---------- Working data ----------
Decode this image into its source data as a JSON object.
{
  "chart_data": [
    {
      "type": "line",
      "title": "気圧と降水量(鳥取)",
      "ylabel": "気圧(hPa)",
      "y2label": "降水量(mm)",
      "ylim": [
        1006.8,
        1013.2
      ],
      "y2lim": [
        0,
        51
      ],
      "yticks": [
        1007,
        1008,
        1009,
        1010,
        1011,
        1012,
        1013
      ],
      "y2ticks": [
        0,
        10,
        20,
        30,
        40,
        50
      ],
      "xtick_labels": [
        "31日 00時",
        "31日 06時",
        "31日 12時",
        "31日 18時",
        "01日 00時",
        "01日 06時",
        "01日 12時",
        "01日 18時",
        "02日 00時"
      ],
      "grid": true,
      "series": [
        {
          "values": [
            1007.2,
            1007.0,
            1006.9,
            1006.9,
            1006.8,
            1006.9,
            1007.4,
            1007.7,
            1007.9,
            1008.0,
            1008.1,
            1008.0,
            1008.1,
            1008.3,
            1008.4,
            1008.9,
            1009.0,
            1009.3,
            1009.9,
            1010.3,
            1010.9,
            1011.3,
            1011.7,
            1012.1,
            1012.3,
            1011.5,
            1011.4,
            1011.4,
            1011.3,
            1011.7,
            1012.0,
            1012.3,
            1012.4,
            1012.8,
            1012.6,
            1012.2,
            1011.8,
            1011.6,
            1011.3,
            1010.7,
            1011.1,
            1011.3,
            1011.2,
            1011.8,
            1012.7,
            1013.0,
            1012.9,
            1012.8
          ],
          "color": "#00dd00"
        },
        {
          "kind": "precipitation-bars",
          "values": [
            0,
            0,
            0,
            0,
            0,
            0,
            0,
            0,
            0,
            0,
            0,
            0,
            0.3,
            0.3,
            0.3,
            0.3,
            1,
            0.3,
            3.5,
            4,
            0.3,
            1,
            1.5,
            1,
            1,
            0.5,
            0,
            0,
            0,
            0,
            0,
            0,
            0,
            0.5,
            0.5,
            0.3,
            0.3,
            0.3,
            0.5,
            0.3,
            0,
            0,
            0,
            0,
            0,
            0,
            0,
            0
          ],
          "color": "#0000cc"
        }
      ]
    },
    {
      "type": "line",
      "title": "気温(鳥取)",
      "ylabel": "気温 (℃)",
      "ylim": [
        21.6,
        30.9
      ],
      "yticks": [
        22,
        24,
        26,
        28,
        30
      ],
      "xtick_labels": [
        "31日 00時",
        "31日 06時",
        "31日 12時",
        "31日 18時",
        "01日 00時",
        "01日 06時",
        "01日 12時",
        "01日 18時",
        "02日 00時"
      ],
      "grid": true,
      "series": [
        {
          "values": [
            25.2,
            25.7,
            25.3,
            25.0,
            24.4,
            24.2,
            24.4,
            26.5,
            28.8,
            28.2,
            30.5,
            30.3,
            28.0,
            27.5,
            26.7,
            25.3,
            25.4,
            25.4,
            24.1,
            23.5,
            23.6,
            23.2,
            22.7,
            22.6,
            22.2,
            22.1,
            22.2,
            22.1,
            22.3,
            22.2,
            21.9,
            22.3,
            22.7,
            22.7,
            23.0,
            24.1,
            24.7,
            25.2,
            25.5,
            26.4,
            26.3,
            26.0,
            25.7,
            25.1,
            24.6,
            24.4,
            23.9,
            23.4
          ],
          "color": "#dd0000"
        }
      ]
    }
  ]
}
----------
Aim of the task
Copy each line of the data exactly, leaving nothing out.

Reply
Decode this image into its source data as a JSON object.
{
  "chart_data": [
    {
      "type": "line",
      "title": "気圧と降水量(鳥取)",
      "ylabel": "気圧(hPa)",
      "y2label": "降水量(mm)",
      "ylim": [
        1006.8,
        1013.2
      ],
      "y2lim": [
        0,
        51
      ],
      "yticks": [
        1007,
        1008,
        1009,
        1010,
        1011,
        1012,
        1013
      ],
      "y2ticks": [
        0,
        10,
        20,
        30,
        40,
        50
      ],
      "xtick_labels": [
        "31日 00時",
        "31日 06時",
        "31日 12時",
        "31日 18時",
        "01日 00時",
        "01日 06時",
        "01日 12時",
        "01日 18時",
        "02日 00時"
      ],
      "grid": true,
      "series": [
        {
          "values": [
            1007.2,
            1007.0,
            1006.9,
            1006.9,
            1006.8,
            1006.9,
            1007.4,
            1007.7,
            1007.9,
            1008.0,
            1008.1,
            1008.0,
            1008.1,
            1008.3,
            1008.4,
            1008.9,
            1009.0,
            1009.3,
            1009.9,
            1010.3,
            1010.9,
            1011.3,
            1011.7,
            1012.1,
            1012.3,
            1011.5,
            1011.4,
            1011.4,
            1011.3,
            1011.7,
            1012.0,
            1012.3,
            1012.4,
            1012.8,
            1012.6,
            1012.2,
            1011.8,
            1011.6,
            1011.3,
            1010.7,
            1011.1,
            1011.3,
            1011.2,
            1011.8,
            1012.7,
            1013.0,
            1012.9,
            1012.8
          ],
          "color": "#00dd00"
        },
        {
          "kind": "precipitation-bars",
          "values": [
            0,
            0,
            0,
            0,
            0,
            0,
            0,
            0,
            0,
            0,
            0,
            0,
            0.3,
            0.3,
            0.3,
            0.3,
            1,
            0.3,
            3.5,
            4,
            0.3,
            1,
            1.5,
            1,
            1,
            0.5,
            0,
            0,
            0,
            0,
            0,
            0,
            0,
            0.5,
            0.5,
            0.3,
            0.3,
            0.3,
            0.5,
            0.3,
            0,
            0,
            0,
            0,
            0,
            0,
            0,
            0
          ],
          "color": "#0000cc"
        }
      ]
    },
    {
      "type": "line",
      "title": "気温(鳥取)",
      "ylabel": "気温 (℃)",
      "ylim": [
        21.6,
        30.9
      ],
      "yticks": [
        22,
        24,
        26,
        28,
        30
      ],
      "xtick_labels": [
        "31日 00時",
        "31日 06時",
        "31日 12時",
        "31日 18時",
        "01日 00時",
        "01日 06時",
        "01日 12時",
        "01日 18時",
        "02日 00時"
      ],
      "grid": true,
      "series": [
        {
          "values": [
            25.2,
            25.7,
            25.3,
            25.0,
            24.4,
            24.2,
            24.4,
            26.5,
            28.8,
            28.2,
            30.5,
            30.3,
            28.0,
            27.5,
            26.7,
            25.3,
            25.4,
            25.4,
            24.1,
            23.5,
            23.6,
            23.2,
            22.7,
            22.6,
            22.2,
            22.1,
            22.2,
            22.1,
            22.3,
            22.2,
            21.9,
            22.3,
            22.7,
            22.7,
            23.0,
            24.1,
            24.7,
            25.2,
            25.5,
            26.4,
            26.3,
            26.0,
            25.7,
            25.1,
            24.6,
            24.4,
            23.9,
            23.4
          ],
          "color": "#dd0000"
        }
      ]
    }
  ]
}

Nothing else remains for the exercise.